## REQUIRED WORK:
In the entries that follow, count each line containing "this" and state the total, nothing more.

## DATA FOR THE TASK:
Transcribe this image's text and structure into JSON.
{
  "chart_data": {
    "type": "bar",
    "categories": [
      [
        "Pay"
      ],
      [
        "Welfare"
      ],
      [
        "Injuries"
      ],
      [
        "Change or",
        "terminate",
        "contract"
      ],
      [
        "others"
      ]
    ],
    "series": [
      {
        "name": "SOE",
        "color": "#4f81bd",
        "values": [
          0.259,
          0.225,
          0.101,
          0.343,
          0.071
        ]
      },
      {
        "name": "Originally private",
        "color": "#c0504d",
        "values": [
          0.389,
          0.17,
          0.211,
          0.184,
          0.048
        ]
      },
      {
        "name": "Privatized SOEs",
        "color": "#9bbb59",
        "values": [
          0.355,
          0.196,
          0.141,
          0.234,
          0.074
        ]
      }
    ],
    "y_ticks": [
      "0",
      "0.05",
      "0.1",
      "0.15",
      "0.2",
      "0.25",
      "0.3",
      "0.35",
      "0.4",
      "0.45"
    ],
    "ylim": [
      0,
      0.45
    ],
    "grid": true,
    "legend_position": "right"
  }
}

* * *

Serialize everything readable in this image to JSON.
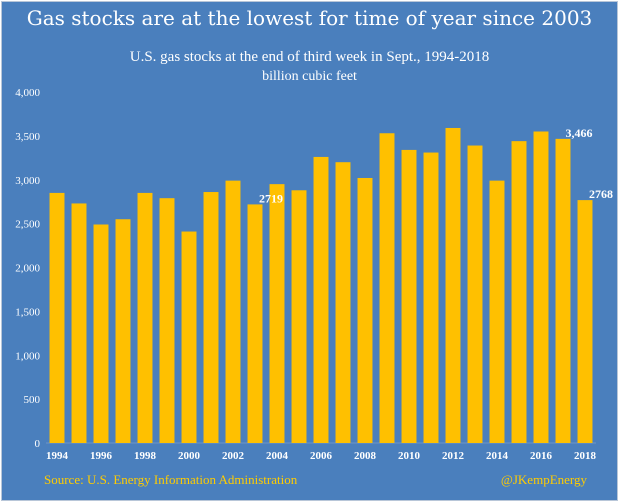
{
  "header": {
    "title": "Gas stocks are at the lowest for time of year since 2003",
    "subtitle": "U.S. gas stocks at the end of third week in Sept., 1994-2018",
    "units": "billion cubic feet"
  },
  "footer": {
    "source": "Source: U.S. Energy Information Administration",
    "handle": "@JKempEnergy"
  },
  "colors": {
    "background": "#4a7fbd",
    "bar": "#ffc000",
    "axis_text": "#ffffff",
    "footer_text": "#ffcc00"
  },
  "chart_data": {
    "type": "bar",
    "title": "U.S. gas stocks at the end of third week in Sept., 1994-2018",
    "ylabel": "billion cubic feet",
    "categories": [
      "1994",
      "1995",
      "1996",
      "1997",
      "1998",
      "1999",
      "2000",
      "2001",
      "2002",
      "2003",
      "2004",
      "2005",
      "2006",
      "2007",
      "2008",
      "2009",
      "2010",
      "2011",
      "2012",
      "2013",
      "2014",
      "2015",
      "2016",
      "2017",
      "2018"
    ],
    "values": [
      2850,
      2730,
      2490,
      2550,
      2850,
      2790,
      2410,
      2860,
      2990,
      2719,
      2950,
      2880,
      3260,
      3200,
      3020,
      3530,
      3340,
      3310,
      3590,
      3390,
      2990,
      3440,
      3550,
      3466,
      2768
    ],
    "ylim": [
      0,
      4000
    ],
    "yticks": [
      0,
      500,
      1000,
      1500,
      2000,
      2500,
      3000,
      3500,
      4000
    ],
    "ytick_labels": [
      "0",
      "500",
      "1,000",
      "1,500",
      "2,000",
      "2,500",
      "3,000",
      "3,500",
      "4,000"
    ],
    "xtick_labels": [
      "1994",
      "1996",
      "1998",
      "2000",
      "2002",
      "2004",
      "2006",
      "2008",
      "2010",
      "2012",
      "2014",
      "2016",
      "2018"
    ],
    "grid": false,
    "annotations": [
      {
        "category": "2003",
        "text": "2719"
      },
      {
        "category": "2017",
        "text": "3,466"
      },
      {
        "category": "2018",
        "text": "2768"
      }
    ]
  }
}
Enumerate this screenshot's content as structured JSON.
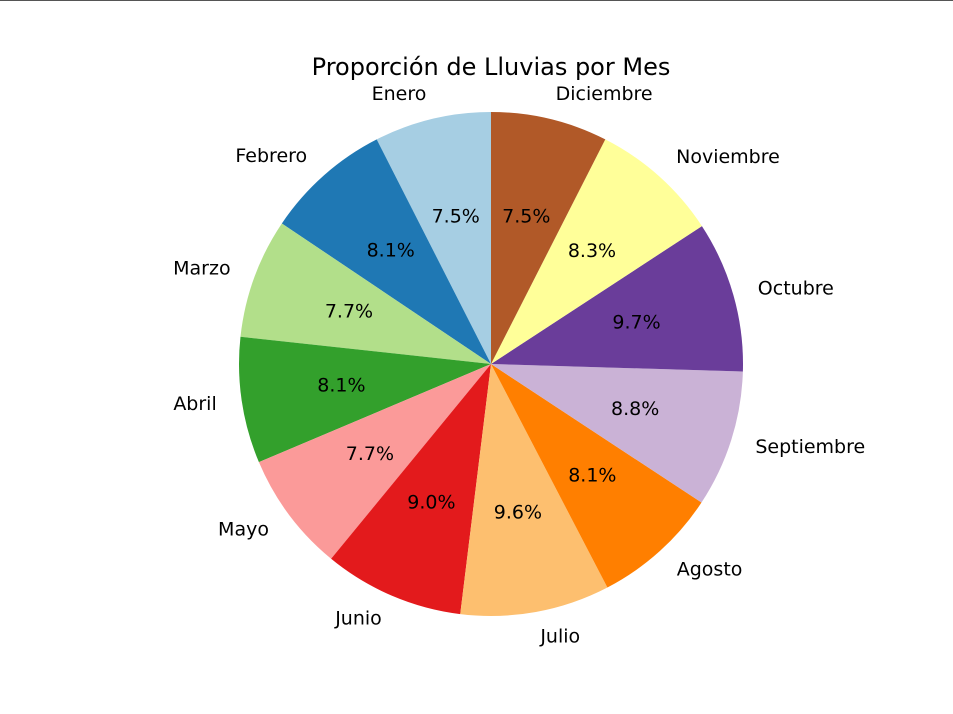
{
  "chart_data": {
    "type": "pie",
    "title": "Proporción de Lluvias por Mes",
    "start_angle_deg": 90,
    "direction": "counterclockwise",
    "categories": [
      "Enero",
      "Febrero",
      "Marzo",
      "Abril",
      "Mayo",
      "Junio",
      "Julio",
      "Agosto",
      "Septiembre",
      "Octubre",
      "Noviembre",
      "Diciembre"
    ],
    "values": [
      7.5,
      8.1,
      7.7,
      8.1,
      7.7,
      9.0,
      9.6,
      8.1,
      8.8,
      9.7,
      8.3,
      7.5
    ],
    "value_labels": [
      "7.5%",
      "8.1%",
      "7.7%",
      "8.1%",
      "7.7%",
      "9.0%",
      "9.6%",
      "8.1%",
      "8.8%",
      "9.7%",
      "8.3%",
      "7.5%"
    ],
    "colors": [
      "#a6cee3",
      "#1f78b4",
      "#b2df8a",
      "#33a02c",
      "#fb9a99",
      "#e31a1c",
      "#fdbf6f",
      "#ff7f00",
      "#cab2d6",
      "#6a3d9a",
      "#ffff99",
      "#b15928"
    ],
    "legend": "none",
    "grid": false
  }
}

## WORKED SOLUTION:
3